**** RECORD SET ****

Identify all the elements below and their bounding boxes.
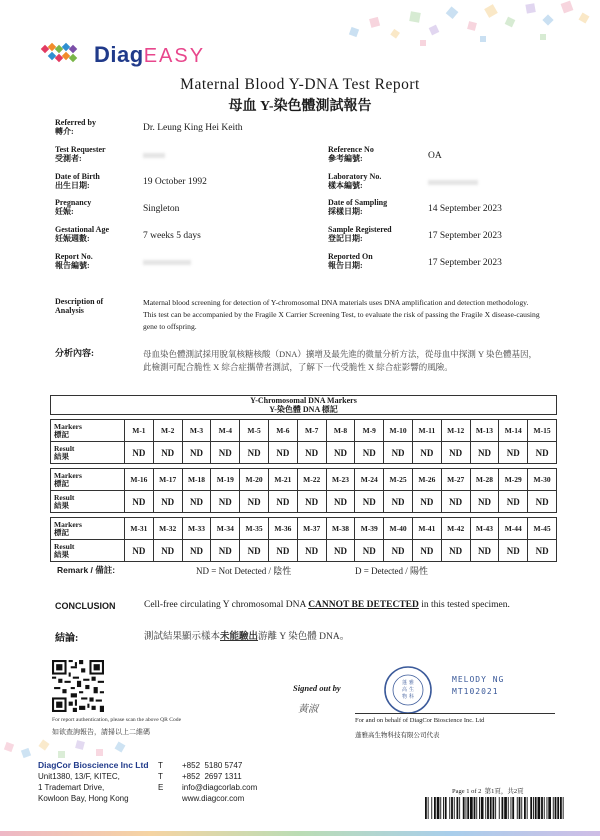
marker-cell: M-4	[211, 420, 240, 442]
qr-note-zh: 如欲查詢報告，請掃以上二維碼	[52, 728, 150, 736]
phone-2[interactable]: +852 2697 1311	[182, 772, 242, 781]
stamp-id: MT102021	[452, 687, 499, 696]
field-gestational-age: Gestational Age 妊娠週數:	[55, 225, 109, 243]
result-cell: ND	[499, 491, 528, 513]
results-row	[51, 491, 557, 513]
result-cell: ND	[528, 540, 557, 562]
field-referred-by: Referred by 轉介:	[55, 118, 96, 136]
marker-cell: M-5	[240, 420, 269, 442]
field-sample-registered-value: 17 September 2023	[428, 231, 502, 241]
company-block	[38, 760, 149, 804]
marker-cell: M-14	[499, 420, 528, 442]
markers-row	[51, 518, 557, 540]
result-cell: ND	[355, 540, 384, 562]
marker-cell: M-23	[326, 469, 355, 491]
marker-cell: M-20	[240, 469, 269, 491]
result-cell: ND	[153, 540, 182, 562]
company-address-3: Kowloon Bay, Hong Kong	[38, 794, 129, 803]
marker-cell: M-41	[412, 518, 441, 540]
logo-mark-icon	[40, 40, 90, 68]
result-cell: ND	[441, 442, 470, 464]
result-cell: ND	[470, 442, 499, 464]
field-reference-no: Reference No 參考編號:	[328, 145, 374, 163]
result-cell: ND	[297, 540, 326, 562]
brand-name-easy: EASY	[143, 45, 206, 67]
field-laboratory-no-redacted	[428, 180, 478, 185]
result-cell: ND	[384, 491, 413, 513]
report-title-zh: 母血 Y-染色體測試報告	[228, 99, 372, 114]
barcode	[425, 797, 565, 819]
result-cell: ND	[326, 491, 355, 513]
conclusion-highlight-zh: 未能驗出	[220, 632, 259, 642]
markers-row	[51, 420, 557, 442]
marker-cell: M-16	[125, 469, 154, 491]
signature: 黃淑	[298, 704, 318, 715]
stamp-name: MELODY NG	[452, 675, 505, 684]
remark-label: Remark / 備註:	[57, 565, 116, 575]
result-cell: ND	[240, 491, 269, 513]
company-address-1: Unit1380, 13/F, KITEC,	[38, 772, 120, 781]
field-gestational-age-value: 7 weeks 5 days	[143, 231, 201, 241]
field-laboratory-no: Laboratory No. 樣本編號:	[328, 172, 382, 190]
markers-table	[50, 395, 557, 562]
marker-cell: M-44	[499, 518, 528, 540]
analysis-text-zh: 母血染色體測試採用脫氧核糖核酸（DNA）擴增及最先進的微量分析方法，從母血中探測 Y 染色體基因，此檢測可配合脆性 X 綜合症攜帶者測試，了解下一代受脆性 X 綜合症影響的風險。	[143, 349, 537, 372]
result-cell: ND	[384, 442, 413, 464]
result-cell: ND	[441, 540, 470, 562]
result-cell: ND	[412, 540, 441, 562]
result-cell: ND	[412, 442, 441, 464]
result-cell: ND	[470, 491, 499, 513]
marker-cell: M-19	[211, 469, 240, 491]
marker-cell: M-18	[182, 469, 211, 491]
svg-text:高: 高	[402, 687, 408, 693]
result-cell: ND	[355, 491, 384, 513]
result-cell: ND	[153, 442, 182, 464]
marker-cell: M-12	[441, 420, 470, 442]
result-cell: ND	[240, 540, 269, 562]
marker-cell: M-43	[470, 518, 499, 540]
phone-1[interactable]: +852 5180 5747	[182, 761, 243, 770]
result-cell: ND	[441, 491, 470, 513]
marker-cell: M-7	[297, 420, 326, 442]
marker-cell: M-24	[355, 469, 384, 491]
field-reported-on-value: 17 September 2023	[428, 258, 502, 268]
field-date-of-sampling: Date of Sampling 採樣日期:	[328, 198, 388, 216]
field-date-of-birth: Date of Birth 出生日期:	[55, 172, 100, 190]
marker-cell: M-28	[470, 469, 499, 491]
phone-row-1: T +852 5180 5747	[158, 761, 243, 770]
result-cell: ND	[355, 442, 384, 464]
marker-cell: M-42	[441, 518, 470, 540]
decorative-confetti-top	[330, 0, 600, 70]
result-cell: ND	[125, 491, 154, 513]
analysis-label-zh: 分析內容:	[55, 348, 94, 358]
marker-cell: M-32	[153, 518, 182, 540]
brand-name-diag: Diag	[94, 42, 144, 67]
marker-cell: M-45	[528, 518, 557, 540]
field-reported-on: Reported On 報告日期:	[328, 252, 373, 270]
logo	[40, 40, 230, 70]
result-cell: ND	[153, 491, 182, 513]
marker-cell: M-21	[268, 469, 297, 491]
result-cell: ND	[182, 540, 211, 562]
marker-cell: M-29	[499, 469, 528, 491]
marker-cell: M-34	[211, 518, 240, 540]
result-cell: ND	[268, 540, 297, 562]
result-cell: ND	[268, 442, 297, 464]
marker-cell: M-33	[182, 518, 211, 540]
result-cell: ND	[182, 491, 211, 513]
field-pregnancy-value: Singleton	[143, 204, 180, 214]
markers-row	[51, 469, 557, 491]
result-cell: ND	[384, 540, 413, 562]
conclusion-label-zh: 結論:	[55, 633, 79, 644]
marker-cell: M-30	[528, 469, 557, 491]
markers-row-label: Markers 標記	[51, 469, 125, 491]
marker-cell: M-40	[384, 518, 413, 540]
company-name: DiagCor Bioscience Inc Ltd	[38, 760, 149, 770]
marker-cell: M-36	[268, 518, 297, 540]
results-row	[51, 540, 557, 562]
field-date-of-sampling-value: 14 September 2023	[428, 204, 502, 214]
phone-row-2: T +852 2697 1311	[158, 772, 242, 781]
result-cell: ND	[528, 442, 557, 464]
footer-color-strip	[0, 831, 600, 836]
marker-cell: M-15	[528, 420, 557, 442]
report-title	[0, 76, 600, 115]
result-cell: ND	[297, 491, 326, 513]
conclusion-highlight-en: CANNOT BE DETECTED	[308, 600, 419, 610]
markers-header-row	[51, 396, 557, 415]
marker-cell: M-17	[153, 469, 182, 491]
results-row-label: Result 結果	[51, 491, 125, 513]
page-number: Page 1 of 2 第1頁，共2頁	[452, 788, 524, 795]
result-cell: ND	[125, 540, 154, 562]
markers-row-label: Markers 標記	[51, 420, 125, 442]
behalf-zh: 蓬雅高生物科技有限公司代表	[355, 732, 440, 739]
remark-nd: ND = Not Detected / 陰性	[196, 566, 292, 576]
marker-cell: M-8	[326, 420, 355, 442]
result-cell: ND	[528, 491, 557, 513]
results-row-label: Result 結果	[51, 442, 125, 464]
field-referred-by-value: Dr. Leung King Hei Keith	[143, 123, 243, 133]
result-cell: ND	[240, 442, 269, 464]
marker-cell: M-31	[125, 518, 154, 540]
result-cell: ND	[211, 540, 240, 562]
analysis-text-en: Maternal blood screening for detection of Y-chromosomal DNA materials uses DNA amplification and detection methodology. This test can be accompanied by the Fragile X Carrier Screening Test, to evaluate the risk of passing the Fragile X disease-causing gene to offspring.	[143, 298, 540, 331]
conclusion-text-en: Cell-free circulating Y chromosomal DNA CANNOT BE DETECTED in this tested specimen.	[144, 600, 510, 610]
field-report-no-redacted	[143, 260, 191, 265]
conclusion-text-zh: 測試結果顯示樣本未能驗出游離 Y 染色體 DNA。	[144, 632, 350, 642]
qr-note-en: For report authentication, please scan the above QR Code	[52, 717, 182, 723]
results-row-label: Result 結果	[51, 540, 125, 562]
field-test-requester: Test Requester 受測者:	[55, 145, 106, 163]
field-date-of-birth-value: 19 October 1992	[143, 177, 207, 187]
marker-cell: M-35	[240, 518, 269, 540]
svg-text:科: 科	[409, 694, 415, 700]
svg-text:蓬: 蓬	[402, 680, 408, 686]
field-sample-registered: Sample Registered 登記日期:	[328, 225, 392, 243]
marker-cell: M-6	[268, 420, 297, 442]
svg-text:雅: 雅	[409, 680, 415, 686]
marker-cell: M-2	[153, 420, 182, 442]
company-address-2: 1 Trademart Drive,	[38, 783, 105, 792]
marker-cell: M-11	[412, 420, 441, 442]
signature-line	[355, 713, 555, 714]
result-cell: ND	[499, 540, 528, 562]
marker-cell: M-9	[355, 420, 384, 442]
marker-cell: M-27	[441, 469, 470, 491]
contact-block	[158, 760, 257, 804]
conclusion-label-en: CONCLUSION	[55, 601, 116, 611]
remark-d: D = Detected / 陽性	[355, 566, 429, 576]
result-cell: ND	[268, 491, 297, 513]
marker-cell: M-39	[355, 518, 384, 540]
email-link[interactable]: info@diagcorlab.com	[182, 783, 258, 792]
svg-text:物: 物	[402, 694, 408, 700]
signed-out-label: Signed out by	[293, 683, 341, 693]
svg-text:生: 生	[409, 687, 415, 693]
marker-cell: M-25	[384, 469, 413, 491]
report-title-en: Maternal Blood Y-DNA Test Report	[180, 76, 420, 93]
marker-cell: M-38	[326, 518, 355, 540]
result-cell: ND	[470, 540, 499, 562]
analysis-label-en: Description of Analysis	[55, 297, 104, 315]
marker-cell: M-22	[297, 469, 326, 491]
results-row	[51, 442, 557, 464]
result-cell: ND	[297, 442, 326, 464]
behalf-en: For and on behalf of DiagCor Bioscience Inc. Ltd	[355, 717, 485, 724]
email-row: E info@diagcorlab.com	[158, 783, 258, 792]
field-test-requester-redacted	[143, 153, 165, 158]
result-cell: ND	[326, 442, 355, 464]
marker-cell: M-10	[384, 420, 413, 442]
markers-header: Y-Chromosomal DNA Markers Y-染色體 DNA 標記	[51, 396, 557, 415]
result-cell: ND	[499, 442, 528, 464]
markers-row-label: Markers 標記	[51, 518, 125, 540]
web-link[interactable]: www.diagcor.com	[182, 794, 245, 803]
company-stamp	[382, 664, 434, 716]
marker-cell: M-1	[125, 420, 154, 442]
result-cell: ND	[326, 540, 355, 562]
result-cell: ND	[412, 491, 441, 513]
marker-cell: M-26	[412, 469, 441, 491]
field-report-no: Report No. 報告編號:	[55, 252, 93, 270]
marker-cell: M-3	[182, 420, 211, 442]
marker-cell: M-37	[297, 518, 326, 540]
result-cell: ND	[182, 442, 211, 464]
result-cell: ND	[125, 442, 154, 464]
result-cell: ND	[211, 491, 240, 513]
result-cell: ND	[211, 442, 240, 464]
field-reference-no-value: OA	[428, 151, 442, 161]
marker-cell: M-13	[470, 420, 499, 442]
qr-code[interactable]	[52, 660, 104, 712]
field-pregnancy: Pregnancy 妊娠:	[55, 198, 92, 216]
web-row	[158, 793, 257, 804]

****

◆ WHAT TO DO
Answer with one number only: how many lines of the entries above include the word "highlight"?

◆ YOUR RESPONSE
2